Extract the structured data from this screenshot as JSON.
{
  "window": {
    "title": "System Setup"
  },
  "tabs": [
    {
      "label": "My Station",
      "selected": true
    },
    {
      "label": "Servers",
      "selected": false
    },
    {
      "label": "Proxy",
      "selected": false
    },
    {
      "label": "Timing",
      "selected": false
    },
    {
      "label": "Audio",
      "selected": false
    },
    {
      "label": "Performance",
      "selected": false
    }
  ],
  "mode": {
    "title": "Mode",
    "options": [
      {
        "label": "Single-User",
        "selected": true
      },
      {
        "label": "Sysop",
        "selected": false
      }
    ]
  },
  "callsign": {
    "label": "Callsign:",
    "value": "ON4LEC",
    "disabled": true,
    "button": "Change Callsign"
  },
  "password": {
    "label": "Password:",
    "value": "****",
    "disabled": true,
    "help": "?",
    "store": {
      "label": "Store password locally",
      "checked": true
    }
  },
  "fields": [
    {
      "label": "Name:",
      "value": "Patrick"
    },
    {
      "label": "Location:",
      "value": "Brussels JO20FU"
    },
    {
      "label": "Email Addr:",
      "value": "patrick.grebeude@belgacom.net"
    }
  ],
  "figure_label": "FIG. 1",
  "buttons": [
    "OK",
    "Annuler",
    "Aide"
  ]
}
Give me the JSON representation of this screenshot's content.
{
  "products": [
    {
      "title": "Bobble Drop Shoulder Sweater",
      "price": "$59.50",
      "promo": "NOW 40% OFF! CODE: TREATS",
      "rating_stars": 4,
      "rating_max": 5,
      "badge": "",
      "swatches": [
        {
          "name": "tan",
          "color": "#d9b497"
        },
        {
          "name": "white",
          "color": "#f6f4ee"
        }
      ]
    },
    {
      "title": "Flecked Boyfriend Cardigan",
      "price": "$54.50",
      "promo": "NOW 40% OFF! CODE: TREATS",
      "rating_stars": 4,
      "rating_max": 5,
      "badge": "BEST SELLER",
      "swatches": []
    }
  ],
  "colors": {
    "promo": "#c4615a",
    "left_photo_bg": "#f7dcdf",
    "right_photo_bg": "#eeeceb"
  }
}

■ ■ ■ ■

Short exercise: Using the data above, print every record exactly as shown.

Exercise result:
Extract the structured data from this screenshot as JSON.
{
  "window": {
    "title": "System Setup"
  },
  "tabs": [
    {
      "label": "My Station",
      "selected": true
    },
    {
      "label": "Servers",
      "selected": false
    },
    {
      "label": "Proxy",
      "selected": false
    },
    {
      "label": "Timing",
      "selected": false
    },
    {
      "label": "Audio",
      "selected": false
    },
    {
      "label": "Performance",
      "selected": false
    }
  ],
  "mode": {
    "title": "Mode",
    "options": [
      {
        "label": "Single-User",
        "selected": true
      },
      {
        "label": "Sysop",
        "selected": false
      }
    ]
  },
  "callsign": {
    "label": "Callsign:",
    "value": "ON4LEC",
    "disabled": true,
    "button": "Change Callsign"
  },
  "password": {
    "label": "Password:",
    "value": "****",
    "disabled": true,
    "help": "?",
    "store": {
      "label": "Store password locally",
      "checked": true
    }
  },
  "fields": [
    {
      "label": "Name:",
      "value": "Patrick"
    },
    {
      "label": "Location:",
      "value": "Brussels JO20FU"
    },
    {
      "label": "Email Addr:",
      "value": "patrick.grebeude@belgacom.net"
    }
  ],
  "figure_label": "FIG. 1",
  "buttons": [
    "OK",
    "Annuler",
    "Aide"
  ]
}
Give me the JSON representation of this screenshot's content.
{
  "products": [
    {
      "title": "Bobble Drop Shoulder Sweater",
      "price": "$59.50",
      "promo": "NOW 40% OFF! CODE: TREATS",
      "rating_stars": 4,
      "rating_max": 5,
      "badge": "",
      "swatches": [
        {
          "name": "tan",
          "color": "#d9b497"
        },
        {
          "name": "white",
          "color": "#f6f4ee"
        }
      ]
    },
    {
      "title": "Flecked Boyfriend Cardigan",
      "price": "$54.50",
      "promo": "NOW 40% OFF! CODE: TREATS",
      "rating_stars": 4,
      "rating_max": 5,
      "badge": "BEST SELLER",
      "swatches": []
    }
  ],
  "colors": {
    "promo": "#c4615a",
    "left_photo_bg": "#f7dcdf",
    "right_photo_bg": "#eeeceb"
  }
}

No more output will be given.